START
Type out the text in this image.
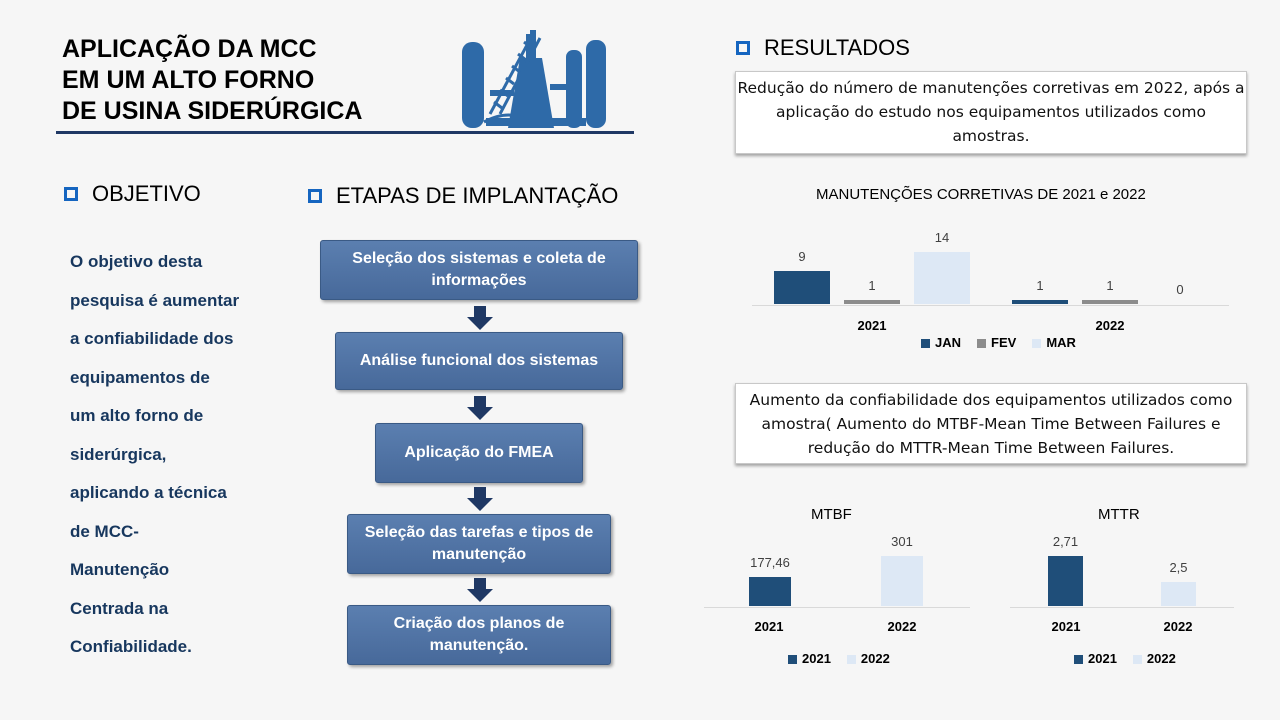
APLICAÇÃO DA MCC
EM UM ALTO FORNO
DE USINA SIDERÚRGICA
OBJETIVO	ETAPAS DE IMPLANTAÇÃO
RESULTADOS
O objetivo desta
pesquisa é aumentar
a confiabilidade dos
equipamentos de
um alto forno de
siderúrgica,
aplicando a técnica
de MCC-
Manutenção
Centrada na
Confiabilidade.
Seleção dos sistemas e coleta de informações
Análise funcional dos sistemas
Aplicação do FMEA
Seleção das tarefas e tipos de manutenção
Criação dos planos de manutenção.
Redução do número de manutenções corretivas em 2022, após a aplicação do estudo nos equipamentos utilizados como amostras.
Aumento da confiabilidade dos equipamentos utilizados como amostra( Aumento do MTBF-Mean Time Between Failures e redução do MTTR-Mean Time Between Failures.
MANUTENÇÕES CORRETIVAS DE 2021 e 2022
2021	2022
JAN	FEV	MAR
MTBF
2021	2022
2021	2022
MTTR
2021	2022
2021	2022
9
1
14
1	1	0
177,46
301	2,71
2,5
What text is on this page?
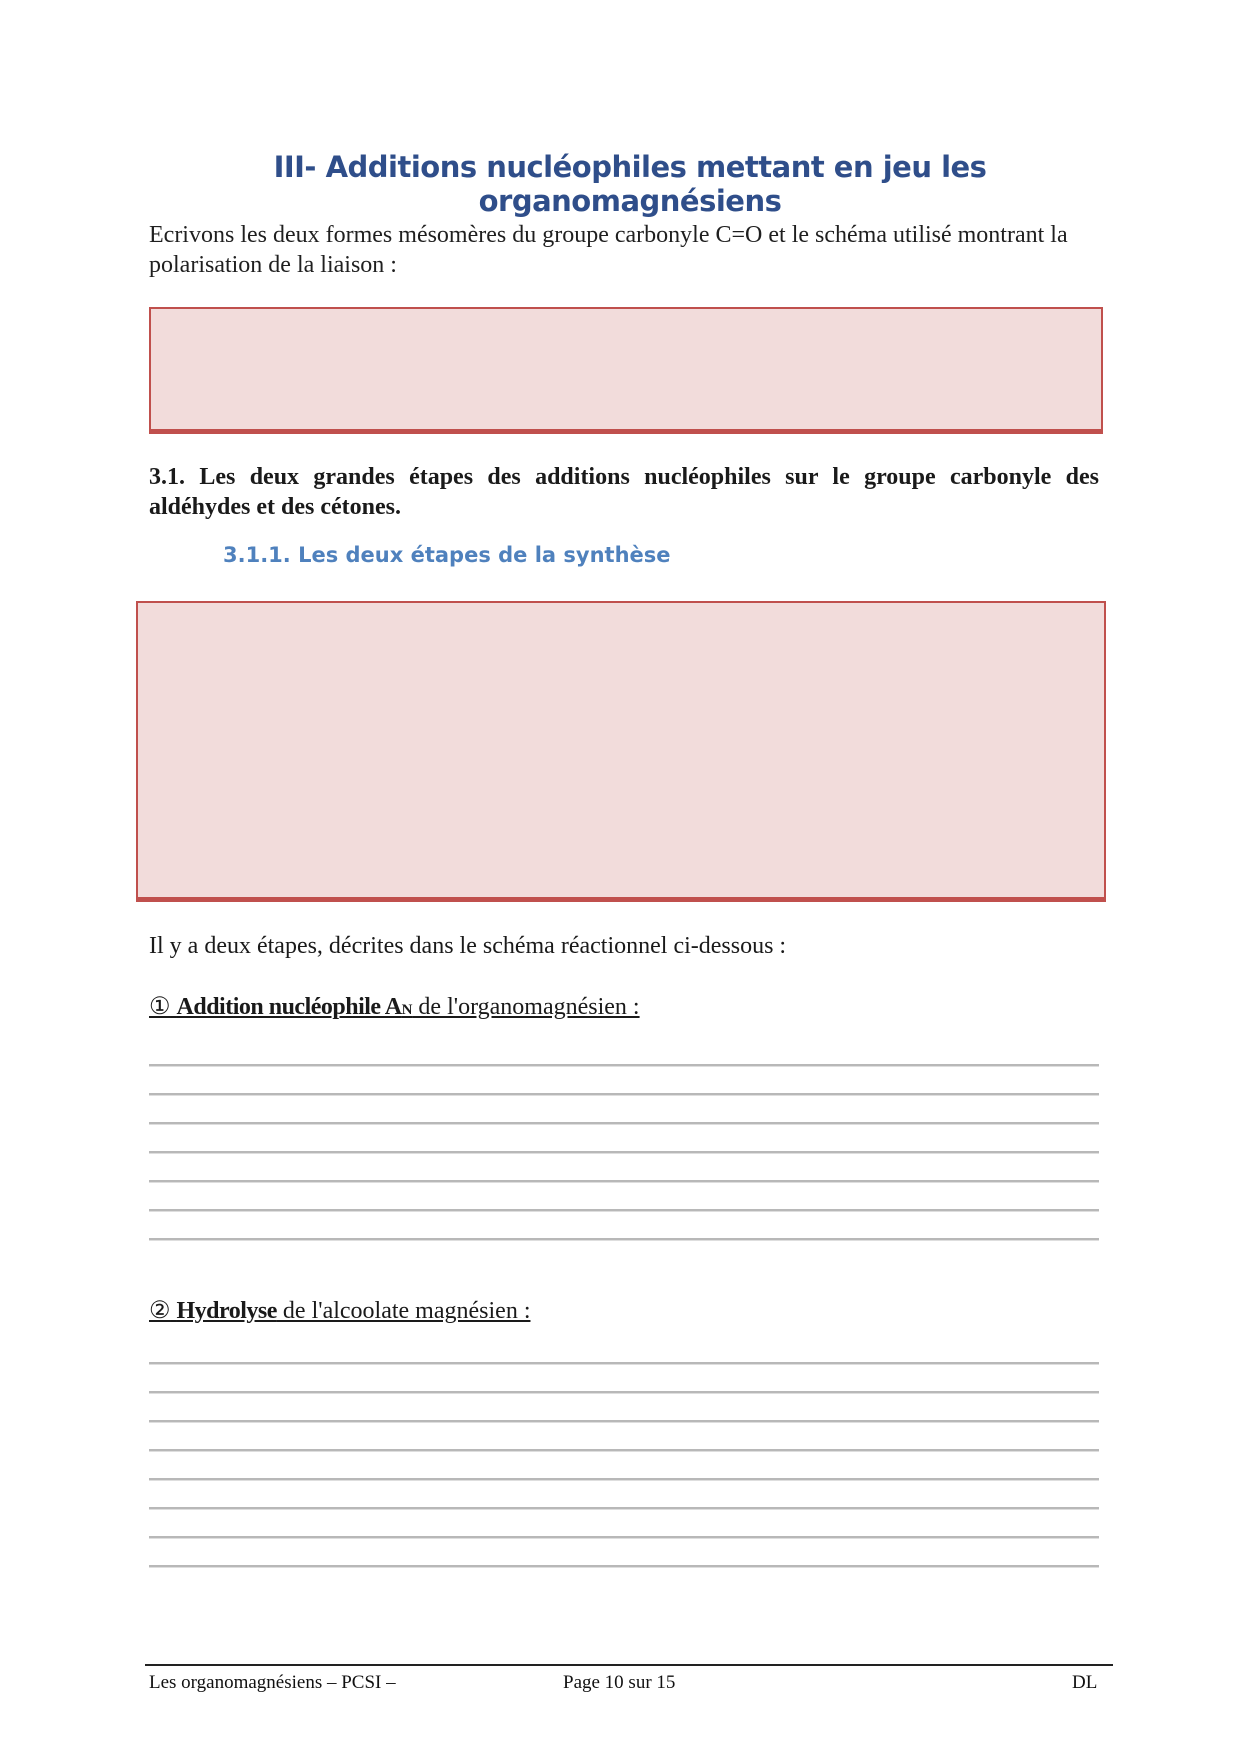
III- Additions nucléophiles mettant en jeu les organomagnésiens
Ecrivons les deux formes mésomères du groupe carbonyle C=O et le schéma utilisé montrant la polarisation de la liaison :
3.1. Les deux grandes étapes des additions nucléophiles sur le groupe carbonyle des aldéhydes et des cétones.
3.1.1. Les deux étapes de la synthèse
Il y a deux étapes, décrites dans le schéma réactionnel ci-dessous :
① Addition nucléophile AN de l'organomagnésien :
② Hydrolyse de l'alcoolate magnésien :
Les organomagnésiens – PCSI –	Page 10 sur 15	DL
END
◆ Task to complete
Exactly as written, return every line of the listing, but not the pictures.

◆ Response to this task
Type out the text in this image.
APLICAÇÃO DA MCC
EM UM ALTO FORNO
DE USINA SIDERÚRGICA
OBJETIVO	ETAPAS DE IMPLANTAÇÃO
RESULTADOS
O objetivo desta
pesquisa é aumentar
a confiabilidade dos
equipamentos de
um alto forno de
siderúrgica,
aplicando a técnica
de MCC-
Manutenção
Centrada na
Confiabilidade.
Seleção dos sistemas e coleta de informações
Análise funcional dos sistemas
Aplicação do FMEA
Seleção das tarefas e tipos de manutenção
Criação dos planos de manutenção.
Redução do número de manutenções corretivas em 2022, após a aplicação do estudo nos equipamentos utilizados como amostras.
Aumento da confiabilidade dos equipamentos utilizados como amostra( Aumento do MTBF-Mean Time Between Failures e redução do MTTR-Mean Time Between Failures.
MANUTENÇÕES CORRETIVAS DE 2021 e 2022
2021	2022
JAN	FEV	MAR
MTBF
2021	2022
2021	2022
MTTR
2021	2022
2021	2022
9
1
14
1	1	0
177,46
301	2,71
2,5
What text is on this page?
III- Additions nucléophiles mettant en jeu les organomagnésiens
Ecrivons les deux formes mésomères du groupe carbonyle C=O et le schéma utilisé montrant la polarisation de la liaison :
3.1. Les deux grandes étapes des additions nucléophiles sur le groupe carbonyle des aldéhydes et des cétones.
3.1.1. Les deux étapes de la synthèse
Il y a deux étapes, décrites dans le schéma réactionnel ci-dessous :
① Addition nucléophile AN de l'organomagnésien :
② Hydrolyse de l'alcoolate magnésien :
Les organomagnésiens – PCSI –	Page 10 sur 15	DL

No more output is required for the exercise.